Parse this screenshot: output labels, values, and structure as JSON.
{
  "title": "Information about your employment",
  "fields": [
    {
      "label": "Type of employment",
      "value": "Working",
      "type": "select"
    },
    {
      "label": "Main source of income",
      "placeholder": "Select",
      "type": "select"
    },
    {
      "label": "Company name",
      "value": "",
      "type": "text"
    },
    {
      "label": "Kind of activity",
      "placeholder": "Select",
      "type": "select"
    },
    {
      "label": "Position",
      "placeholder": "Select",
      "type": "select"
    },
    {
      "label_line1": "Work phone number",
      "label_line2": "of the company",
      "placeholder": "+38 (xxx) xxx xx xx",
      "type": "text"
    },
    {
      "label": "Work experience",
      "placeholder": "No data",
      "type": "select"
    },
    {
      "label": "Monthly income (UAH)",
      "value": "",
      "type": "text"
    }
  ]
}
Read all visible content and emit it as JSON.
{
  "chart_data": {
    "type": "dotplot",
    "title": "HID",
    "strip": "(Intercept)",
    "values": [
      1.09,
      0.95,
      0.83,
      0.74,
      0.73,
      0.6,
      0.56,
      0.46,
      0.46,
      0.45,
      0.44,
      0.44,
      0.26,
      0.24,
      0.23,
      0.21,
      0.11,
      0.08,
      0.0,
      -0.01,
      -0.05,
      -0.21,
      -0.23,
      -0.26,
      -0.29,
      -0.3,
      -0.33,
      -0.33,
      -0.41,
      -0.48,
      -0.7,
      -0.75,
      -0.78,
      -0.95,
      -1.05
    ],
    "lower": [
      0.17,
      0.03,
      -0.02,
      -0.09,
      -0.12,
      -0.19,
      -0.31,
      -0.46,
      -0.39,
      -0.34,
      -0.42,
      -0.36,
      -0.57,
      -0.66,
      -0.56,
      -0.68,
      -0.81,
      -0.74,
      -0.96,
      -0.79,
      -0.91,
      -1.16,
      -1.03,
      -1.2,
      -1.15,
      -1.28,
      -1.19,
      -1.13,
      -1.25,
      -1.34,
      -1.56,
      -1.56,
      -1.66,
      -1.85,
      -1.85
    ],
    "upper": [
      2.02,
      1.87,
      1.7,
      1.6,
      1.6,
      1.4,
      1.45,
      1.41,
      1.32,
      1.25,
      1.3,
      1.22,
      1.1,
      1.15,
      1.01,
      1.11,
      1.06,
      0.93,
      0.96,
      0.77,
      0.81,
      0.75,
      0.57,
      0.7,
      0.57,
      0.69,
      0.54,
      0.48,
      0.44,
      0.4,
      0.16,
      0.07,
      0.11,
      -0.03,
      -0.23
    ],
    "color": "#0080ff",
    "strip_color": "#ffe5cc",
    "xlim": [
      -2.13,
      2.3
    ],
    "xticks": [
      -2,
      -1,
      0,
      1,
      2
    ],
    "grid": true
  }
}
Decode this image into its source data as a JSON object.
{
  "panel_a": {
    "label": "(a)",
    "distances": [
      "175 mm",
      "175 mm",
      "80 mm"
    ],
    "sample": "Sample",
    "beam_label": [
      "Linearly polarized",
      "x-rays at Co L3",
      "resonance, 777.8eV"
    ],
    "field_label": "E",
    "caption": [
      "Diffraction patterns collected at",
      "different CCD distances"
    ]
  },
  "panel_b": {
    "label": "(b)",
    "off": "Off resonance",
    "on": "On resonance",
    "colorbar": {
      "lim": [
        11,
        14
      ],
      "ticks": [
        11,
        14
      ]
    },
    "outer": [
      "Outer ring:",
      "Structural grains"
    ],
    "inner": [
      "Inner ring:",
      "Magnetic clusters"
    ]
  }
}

→ **Stated goal**
Restate the data above exactly, keeping each word as it stands.

→ **Solution to the problem**
Parse this screenshot: output labels, values, and structure as JSON.
{
  "title": "Information about your employment",
  "fields": [
    {
      "label": "Type of employment",
      "value": "Working",
      "type": "select"
    },
    {
      "label": "Main source of income",
      "placeholder": "Select",
      "type": "select"
    },
    {
      "label": "Company name",
      "value": "",
      "type": "text"
    },
    {
      "label": "Kind of activity",
      "placeholder": "Select",
      "type": "select"
    },
    {
      "label": "Position",
      "placeholder": "Select",
      "type": "select"
    },
    {
      "label_line1": "Work phone number",
      "label_line2": "of the company",
      "placeholder": "+38 (xxx) xxx xx xx",
      "type": "text"
    },
    {
      "label": "Work experience",
      "placeholder": "No data",
      "type": "select"
    },
    {
      "label": "Monthly income (UAH)",
      "value": "",
      "type": "text"
    }
  ]
}
Read all visible content and emit it as JSON.
{
  "chart_data": {
    "type": "dotplot",
    "title": "HID",
    "strip": "(Intercept)",
    "values": [
      1.09,
      0.95,
      0.83,
      0.74,
      0.73,
      0.6,
      0.56,
      0.46,
      0.46,
      0.45,
      0.44,
      0.44,
      0.26,
      0.24,
      0.23,
      0.21,
      0.11,
      0.08,
      0.0,
      -0.01,
      -0.05,
      -0.21,
      -0.23,
      -0.26,
      -0.29,
      -0.3,
      -0.33,
      -0.33,
      -0.41,
      -0.48,
      -0.7,
      -0.75,
      -0.78,
      -0.95,
      -1.05
    ],
    "lower": [
      0.17,
      0.03,
      -0.02,
      -0.09,
      -0.12,
      -0.19,
      -0.31,
      -0.46,
      -0.39,
      -0.34,
      -0.42,
      -0.36,
      -0.57,
      -0.66,
      -0.56,
      -0.68,
      -0.81,
      -0.74,
      -0.96,
      -0.79,
      -0.91,
      -1.16,
      -1.03,
      -1.2,
      -1.15,
      -1.28,
      -1.19,
      -1.13,
      -1.25,
      -1.34,
      -1.56,
      -1.56,
      -1.66,
      -1.85,
      -1.85
    ],
    "upper": [
      2.02,
      1.87,
      1.7,
      1.6,
      1.6,
      1.4,
      1.45,
      1.41,
      1.32,
      1.25,
      1.3,
      1.22,
      1.1,
      1.15,
      1.01,
      1.11,
      1.06,
      0.93,
      0.96,
      0.77,
      0.81,
      0.75,
      0.57,
      0.7,
      0.57,
      0.69,
      0.54,
      0.48,
      0.44,
      0.4,
      0.16,
      0.07,
      0.11,
      -0.03,
      -0.23
    ],
    "color": "#0080ff",
    "strip_color": "#ffe5cc",
    "xlim": [
      -2.13,
      2.3
    ],
    "xticks": [
      -2,
      -1,
      0,
      1,
      2
    ],
    "grid": true
  }
}
Decode this image into its source data as a JSON object.
{
  "panel_a": {
    "label": "(a)",
    "distances": [
      "175 mm",
      "175 mm",
      "80 mm"
    ],
    "sample": "Sample",
    "beam_label": [
      "Linearly polarized",
      "x-rays at Co L3",
      "resonance, 777.8eV"
    ],
    "field_label": "E",
    "caption": [
      "Diffraction patterns collected at",
      "different CCD distances"
    ]
  },
  "panel_b": {
    "label": "(b)",
    "off": "Off resonance",
    "on": "On resonance",
    "colorbar": {
      "lim": [
        11,
        14
      ],
      "ticks": [
        11,
        14
      ]
    },
    "outer": [
      "Outer ring:",
      "Structural grains"
    ],
    "inner": [
      "Inner ring:",
      "Magnetic clusters"
    ]
  }
}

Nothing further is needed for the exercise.